AVAILABLE DATA →

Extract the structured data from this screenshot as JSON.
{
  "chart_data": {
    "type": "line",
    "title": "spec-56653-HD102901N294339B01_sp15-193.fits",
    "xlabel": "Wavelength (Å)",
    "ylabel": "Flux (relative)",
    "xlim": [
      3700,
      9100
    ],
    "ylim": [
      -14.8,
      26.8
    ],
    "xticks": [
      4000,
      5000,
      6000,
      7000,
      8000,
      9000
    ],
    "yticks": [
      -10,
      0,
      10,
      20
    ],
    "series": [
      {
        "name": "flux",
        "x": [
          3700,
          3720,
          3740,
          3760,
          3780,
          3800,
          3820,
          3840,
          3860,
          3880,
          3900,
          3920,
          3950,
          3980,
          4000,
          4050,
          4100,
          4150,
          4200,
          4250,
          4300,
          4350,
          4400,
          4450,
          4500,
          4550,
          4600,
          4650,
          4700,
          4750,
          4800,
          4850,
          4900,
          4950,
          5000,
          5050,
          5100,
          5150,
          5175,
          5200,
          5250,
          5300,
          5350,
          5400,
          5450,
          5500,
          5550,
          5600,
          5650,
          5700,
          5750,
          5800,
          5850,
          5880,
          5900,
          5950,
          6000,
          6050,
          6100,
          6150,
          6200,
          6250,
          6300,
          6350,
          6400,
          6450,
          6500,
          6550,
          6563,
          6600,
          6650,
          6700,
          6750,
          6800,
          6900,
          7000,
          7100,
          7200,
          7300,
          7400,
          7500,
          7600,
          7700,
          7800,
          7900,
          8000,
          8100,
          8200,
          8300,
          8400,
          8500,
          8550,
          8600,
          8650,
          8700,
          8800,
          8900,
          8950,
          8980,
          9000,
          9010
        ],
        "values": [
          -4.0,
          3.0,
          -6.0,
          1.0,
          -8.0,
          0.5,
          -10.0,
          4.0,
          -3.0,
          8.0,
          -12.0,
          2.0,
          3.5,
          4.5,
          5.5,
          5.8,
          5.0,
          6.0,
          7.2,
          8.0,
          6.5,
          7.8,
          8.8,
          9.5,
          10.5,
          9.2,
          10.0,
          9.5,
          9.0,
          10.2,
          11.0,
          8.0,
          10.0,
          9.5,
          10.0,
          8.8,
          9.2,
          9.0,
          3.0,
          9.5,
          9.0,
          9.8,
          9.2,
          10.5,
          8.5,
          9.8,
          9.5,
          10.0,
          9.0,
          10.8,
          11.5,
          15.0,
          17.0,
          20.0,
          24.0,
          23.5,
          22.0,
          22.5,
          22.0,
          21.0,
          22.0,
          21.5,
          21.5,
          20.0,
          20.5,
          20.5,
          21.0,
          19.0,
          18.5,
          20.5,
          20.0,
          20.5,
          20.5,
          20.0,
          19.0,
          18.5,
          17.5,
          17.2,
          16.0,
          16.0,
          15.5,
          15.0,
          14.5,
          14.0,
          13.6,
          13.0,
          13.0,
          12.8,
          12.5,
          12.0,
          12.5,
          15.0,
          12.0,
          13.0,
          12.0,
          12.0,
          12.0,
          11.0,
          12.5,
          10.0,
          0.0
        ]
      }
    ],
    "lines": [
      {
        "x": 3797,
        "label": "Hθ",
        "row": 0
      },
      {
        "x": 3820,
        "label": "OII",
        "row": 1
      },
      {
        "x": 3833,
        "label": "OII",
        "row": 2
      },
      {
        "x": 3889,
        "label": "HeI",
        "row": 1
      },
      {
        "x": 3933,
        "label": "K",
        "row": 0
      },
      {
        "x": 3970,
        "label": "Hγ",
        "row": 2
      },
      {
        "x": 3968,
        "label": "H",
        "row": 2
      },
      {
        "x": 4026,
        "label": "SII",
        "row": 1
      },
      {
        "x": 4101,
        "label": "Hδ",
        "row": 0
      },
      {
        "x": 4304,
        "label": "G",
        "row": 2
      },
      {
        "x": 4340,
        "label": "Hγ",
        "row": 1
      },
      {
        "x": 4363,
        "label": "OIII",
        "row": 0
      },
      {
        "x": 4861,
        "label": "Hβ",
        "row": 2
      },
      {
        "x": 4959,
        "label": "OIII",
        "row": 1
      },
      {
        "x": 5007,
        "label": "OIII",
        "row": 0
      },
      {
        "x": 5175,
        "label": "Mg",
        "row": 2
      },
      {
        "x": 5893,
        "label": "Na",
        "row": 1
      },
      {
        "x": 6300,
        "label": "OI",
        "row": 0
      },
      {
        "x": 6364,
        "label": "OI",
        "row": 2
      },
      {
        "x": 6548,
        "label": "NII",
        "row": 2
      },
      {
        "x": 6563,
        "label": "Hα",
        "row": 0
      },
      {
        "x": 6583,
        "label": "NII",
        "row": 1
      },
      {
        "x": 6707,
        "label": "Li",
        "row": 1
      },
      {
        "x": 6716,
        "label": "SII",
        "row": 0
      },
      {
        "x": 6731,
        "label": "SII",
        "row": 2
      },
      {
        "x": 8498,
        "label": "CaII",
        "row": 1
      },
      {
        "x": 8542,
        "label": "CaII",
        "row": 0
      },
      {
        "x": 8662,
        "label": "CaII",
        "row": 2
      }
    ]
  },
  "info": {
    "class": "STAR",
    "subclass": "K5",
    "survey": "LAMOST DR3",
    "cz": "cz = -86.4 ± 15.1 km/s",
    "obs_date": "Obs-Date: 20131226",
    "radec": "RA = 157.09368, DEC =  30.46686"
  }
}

WHAT YOU SHOULD DO → Could you reproduce every record above exactly as it appears?

ANSWER FOR THIS EXERCISE →
Extract the structured data from this screenshot as JSON.
{
  "chart_data": {
    "type": "line",
    "title": "spec-56653-HD102901N294339B01_sp15-193.fits",
    "xlabel": "Wavelength (Å)",
    "ylabel": "Flux (relative)",
    "xlim": [
      3700,
      9100
    ],
    "ylim": [
      -14.8,
      26.8
    ],
    "xticks": [
      4000,
      5000,
      6000,
      7000,
      8000,
      9000
    ],
    "yticks": [
      -10,
      0,
      10,
      20
    ],
    "series": [
      {
        "name": "flux",
        "x": [
          3700,
          3720,
          3740,
          3760,
          3780,
          3800,
          3820,
          3840,
          3860,
          3880,
          3900,
          3920,
          3950,
          3980,
          4000,
          4050,
          4100,
          4150,
          4200,
          4250,
          4300,
          4350,
          4400,
          4450,
          4500,
          4550,
          4600,
          4650,
          4700,
          4750,
          4800,
          4850,
          4900,
          4950,
          5000,
          5050,
          5100,
          5150,
          5175,
          5200,
          5250,
          5300,
          5350,
          5400,
          5450,
          5500,
          5550,
          5600,
          5650,
          5700,
          5750,
          5800,
          5850,
          5880,
          5900,
          5950,
          6000,
          6050,
          6100,
          6150,
          6200,
          6250,
          6300,
          6350,
          6400,
          6450,
          6500,
          6550,
          6563,
          6600,
          6650,
          6700,
          6750,
          6800,
          6900,
          7000,
          7100,
          7200,
          7300,
          7400,
          7500,
          7600,
          7700,
          7800,
          7900,
          8000,
          8100,
          8200,
          8300,
          8400,
          8500,
          8550,
          8600,
          8650,
          8700,
          8800,
          8900,
          8950,
          8980,
          9000,
          9010
        ],
        "values": [
          -4.0,
          3.0,
          -6.0,
          1.0,
          -8.0,
          0.5,
          -10.0,
          4.0,
          -3.0,
          8.0,
          -12.0,
          2.0,
          3.5,
          4.5,
          5.5,
          5.8,
          5.0,
          6.0,
          7.2,
          8.0,
          6.5,
          7.8,
          8.8,
          9.5,
          10.5,
          9.2,
          10.0,
          9.5,
          9.0,
          10.2,
          11.0,
          8.0,
          10.0,
          9.5,
          10.0,
          8.8,
          9.2,
          9.0,
          3.0,
          9.5,
          9.0,
          9.8,
          9.2,
          10.5,
          8.5,
          9.8,
          9.5,
          10.0,
          9.0,
          10.8,
          11.5,
          15.0,
          17.0,
          20.0,
          24.0,
          23.5,
          22.0,
          22.5,
          22.0,
          21.0,
          22.0,
          21.5,
          21.5,
          20.0,
          20.5,
          20.5,
          21.0,
          19.0,
          18.5,
          20.5,
          20.0,
          20.5,
          20.5,
          20.0,
          19.0,
          18.5,
          17.5,
          17.2,
          16.0,
          16.0,
          15.5,
          15.0,
          14.5,
          14.0,
          13.6,
          13.0,
          13.0,
          12.8,
          12.5,
          12.0,
          12.5,
          15.0,
          12.0,
          13.0,
          12.0,
          12.0,
          12.0,
          11.0,
          12.5,
          10.0,
          0.0
        ]
      }
    ],
    "lines": [
      {
        "x": 3797,
        "label": "Hθ",
        "row": 0
      },
      {
        "x": 3820,
        "label": "OII",
        "row": 1
      },
      {
        "x": 3833,
        "label": "OII",
        "row": 2
      },
      {
        "x": 3889,
        "label": "HeI",
        "row": 1
      },
      {
        "x": 3933,
        "label": "K",
        "row": 0
      },
      {
        "x": 3970,
        "label": "Hγ",
        "row": 2
      },
      {
        "x": 3968,
        "label": "H",
        "row": 2
      },
      {
        "x": 4026,
        "label": "SII",
        "row": 1
      },
      {
        "x": 4101,
        "label": "Hδ",
        "row": 0
      },
      {
        "x": 4304,
        "label": "G",
        "row": 2
      },
      {
        "x": 4340,
        "label": "Hγ",
        "row": 1
      },
      {
        "x": 4363,
        "label": "OIII",
        "row": 0
      },
      {
        "x": 4861,
        "label": "Hβ",
        "row": 2
      },
      {
        "x": 4959,
        "label": "OIII",
        "row": 1
      },
      {
        "x": 5007,
        "label": "OIII",
        "row": 0
      },
      {
        "x": 5175,
        "label": "Mg",
        "row": 2
      },
      {
        "x": 5893,
        "label": "Na",
        "row": 1
      },
      {
        "x": 6300,
        "label": "OI",
        "row": 0
      },
      {
        "x": 6364,
        "label": "OI",
        "row": 2
      },
      {
        "x": 6548,
        "label": "NII",
        "row": 2
      },
      {
        "x": 6563,
        "label": "Hα",
        "row": 0
      },
      {
        "x": 6583,
        "label": "NII",
        "row": 1
      },
      {
        "x": 6707,
        "label": "Li",
        "row": 1
      },
      {
        "x": 6716,
        "label": "SII",
        "row": 0
      },
      {
        "x": 6731,
        "label": "SII",
        "row": 2
      },
      {
        "x": 8498,
        "label": "CaII",
        "row": 1
      },
      {
        "x": 8542,
        "label": "CaII",
        "row": 0
      },
      {
        "x": 8662,
        "label": "CaII",
        "row": 2
      }
    ]
  },
  "info": {
    "class": "STAR",
    "subclass": "K5",
    "survey": "LAMOST DR3",
    "cz": "cz = -86.4 ± 15.1 km/s",
    "obs_date": "Obs-Date: 20131226",
    "radec": "RA = 157.09368, DEC =  30.46686"
  }
}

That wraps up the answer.